+++ Material provided

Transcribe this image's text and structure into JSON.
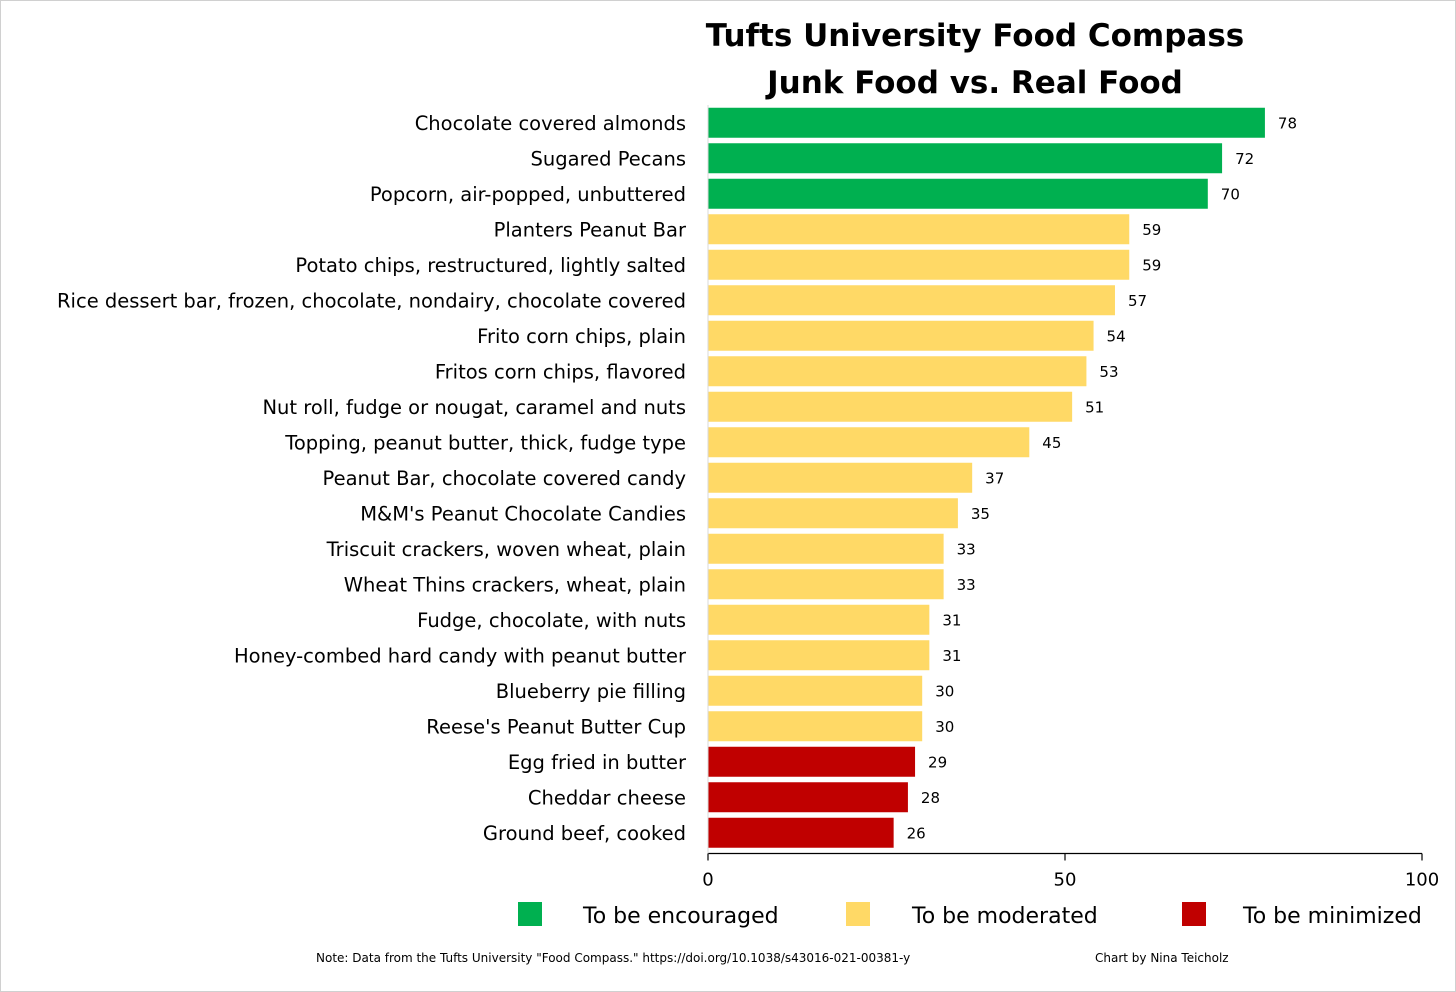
{
  "chart_data": {
    "type": "bar",
    "orientation": "horizontal",
    "title": "Tufts University Food Compass",
    "subtitle": "Junk Food vs. Real Food",
    "categories": [
      "Chocolate covered almonds",
      "Sugared Pecans",
      "Popcorn, air-popped, unbuttered",
      "Planters Peanut Bar",
      "Potato chips, restructured, lightly salted",
      "Rice dessert bar, frozen, chocolate, nondairy, chocolate covered",
      "Frito corn chips, plain",
      "Fritos corn chips, flavored",
      "Nut roll, fudge or nougat, caramel and nuts",
      "Topping, peanut butter, thick, fudge type",
      "Peanut Bar, chocolate covered candy",
      "M&M's Peanut Chocolate Candies",
      "Triscuit crackers, woven wheat, plain",
      "Wheat Thins crackers, wheat, plain",
      "Fudge, chocolate, with nuts",
      "Honey-combed hard candy with peanut butter",
      "Blueberry pie filling",
      "Reese's Peanut Butter Cup",
      "Egg fried in butter",
      "Cheddar cheese",
      "Ground beef, cooked"
    ],
    "values": [
      78,
      72,
      70,
      59,
      59,
      57,
      54,
      53,
      51,
      45,
      37,
      35,
      33,
      33,
      31,
      31,
      30,
      30,
      29,
      28,
      26
    ],
    "groups": [
      "encouraged",
      "encouraged",
      "encouraged",
      "moderated",
      "moderated",
      "moderated",
      "moderated",
      "moderated",
      "moderated",
      "moderated",
      "moderated",
      "moderated",
      "moderated",
      "moderated",
      "moderated",
      "moderated",
      "moderated",
      "moderated",
      "minimized",
      "minimized",
      "minimized"
    ],
    "xlim": [
      0,
      100
    ],
    "xticks": [
      "0",
      "50",
      "100"
    ],
    "grid": false,
    "legend": {
      "placement": "bottom",
      "entries": [
        {
          "key": "encouraged",
          "label": "To be encouraged",
          "color": "#00b050"
        },
        {
          "key": "moderated",
          "label": "To be moderated",
          "color": "#ffd966"
        },
        {
          "key": "minimized",
          "label": "To be minimized",
          "color": "#c00000"
        }
      ]
    },
    "note": "Note:    Data from the Tufts University \"Food Compass.\" https://doi.org/10.1038/s43016-021-00381-y",
    "credit": "Chart by Nina  Teicholz"
  }
}
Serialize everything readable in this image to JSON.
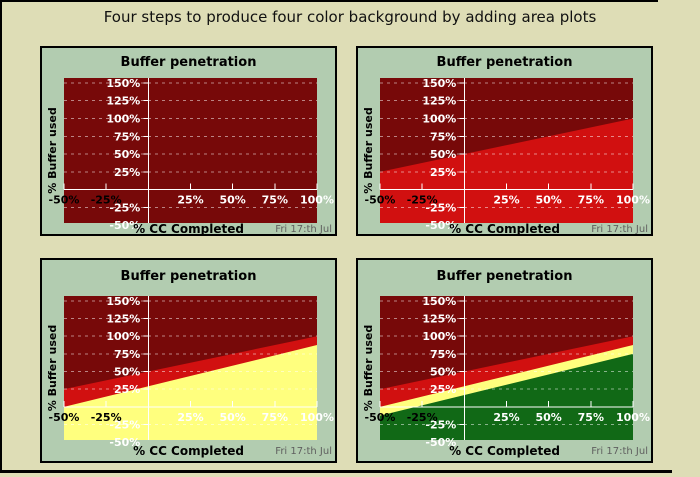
{
  "header": {
    "title": "Four steps to produce four color background by adding area plots"
  },
  "colors": {
    "canvas": "#DEDDB6",
    "panel": "#B2CCB0",
    "frame": "#000000",
    "axis": "#FFFFFF",
    "grid": "#FFFFFF",
    "grid_opacity": 0.5,
    "ytick_label": "#FFFFFF",
    "footer_text": "#5F5F5F",
    "darkred": "#770909",
    "red": "#D11010",
    "yellow": "#FFFF7E",
    "green": "#116916"
  },
  "chart_data": [
    {
      "type": "area",
      "title": "Buffer penetration",
      "xlabel": "% CC Completed",
      "ylabel": "% Buffer used",
      "footer": "Fri 17:th Jul",
      "xlim": [
        -50,
        100
      ],
      "ylim": [
        -50,
        150
      ],
      "xticks": [
        -50,
        -25,
        25,
        50,
        75,
        100
      ],
      "yticks": [
        150,
        125,
        100,
        75,
        50,
        25,
        -25,
        -50
      ],
      "xtick_label_colors": [
        "#000000",
        "#000000",
        "#FFFFFF",
        "#FFFFFF",
        "#FFFFFF",
        "#FFFFFF"
      ],
      "grid": "horizontal-dashed",
      "legend": "none",
      "background_color": "#770909",
      "areas": []
    },
    {
      "type": "area",
      "title": "Buffer penetration",
      "xlabel": "% CC Completed",
      "ylabel": "% Buffer used",
      "footer": "Fri 17:th Jul",
      "xlim": [
        -50,
        100
      ],
      "ylim": [
        -50,
        150
      ],
      "xticks": [
        -50,
        -25,
        25,
        50,
        75,
        100
      ],
      "yticks": [
        150,
        125,
        100,
        75,
        50,
        25,
        -25,
        -50
      ],
      "xtick_label_colors": [
        "#000000",
        "#000000",
        "#FFFFFF",
        "#FFFFFF",
        "#FFFFFF",
        "#FFFFFF"
      ],
      "grid": "horizontal-dashed",
      "legend": "none",
      "background_color": "#770909",
      "areas": [
        {
          "name": "red",
          "color": "#D11010",
          "line_x": [
            -50,
            100
          ],
          "line_y": [
            25,
            100
          ]
        }
      ]
    },
    {
      "type": "area",
      "title": "Buffer penetration",
      "xlabel": "% CC Completed",
      "ylabel": "% Buffer used",
      "footer": "Fri 17:th Jul",
      "xlim": [
        -50,
        100
      ],
      "ylim": [
        -50,
        150
      ],
      "xticks": [
        -50,
        -25,
        25,
        50,
        75,
        100
      ],
      "yticks": [
        150,
        125,
        100,
        75,
        50,
        25,
        -25,
        -50
      ],
      "xtick_label_colors": [
        "#000000",
        "#000000",
        "#FFFFFF",
        "#FFFFFF",
        "#FFFFFF",
        "#FFFFFF"
      ],
      "grid": "horizontal-dashed",
      "legend": "none",
      "background_color": "#770909",
      "areas": [
        {
          "name": "red",
          "color": "#D11010",
          "line_x": [
            -50,
            100
          ],
          "line_y": [
            25,
            100
          ]
        },
        {
          "name": "yellow",
          "color": "#FFFF7E",
          "line_x": [
            -50,
            100
          ],
          "line_y": [
            0,
            87.5
          ]
        }
      ]
    },
    {
      "type": "area",
      "title": "Buffer penetration",
      "xlabel": "% CC Completed",
      "ylabel": "% Buffer used",
      "footer": "Fri 17:th Jul",
      "xlim": [
        -50,
        100
      ],
      "ylim": [
        -50,
        150
      ],
      "xticks": [
        -50,
        -25,
        25,
        50,
        75,
        100
      ],
      "yticks": [
        150,
        125,
        100,
        75,
        50,
        25,
        -25,
        -50
      ],
      "xtick_label_colors": [
        "#000000",
        "#000000",
        "#FFFFFF",
        "#FFFFFF",
        "#FFFFFF",
        "#FFFFFF"
      ],
      "grid": "horizontal-dashed",
      "legend": "none",
      "background_color": "#770909",
      "areas": [
        {
          "name": "red",
          "color": "#D11010",
          "line_x": [
            -50,
            100
          ],
          "line_y": [
            25,
            100
          ]
        },
        {
          "name": "yellow",
          "color": "#FFFF7E",
          "line_x": [
            -50,
            100
          ],
          "line_y": [
            0,
            87.5
          ]
        },
        {
          "name": "green",
          "color": "#116916",
          "line_x": [
            -50,
            100
          ],
          "line_y": [
            -12.5,
            75
          ]
        }
      ]
    }
  ]
}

++++++

Aim: Count every line of the records that holds "this". State the number, nothing else.

Exercise result: 2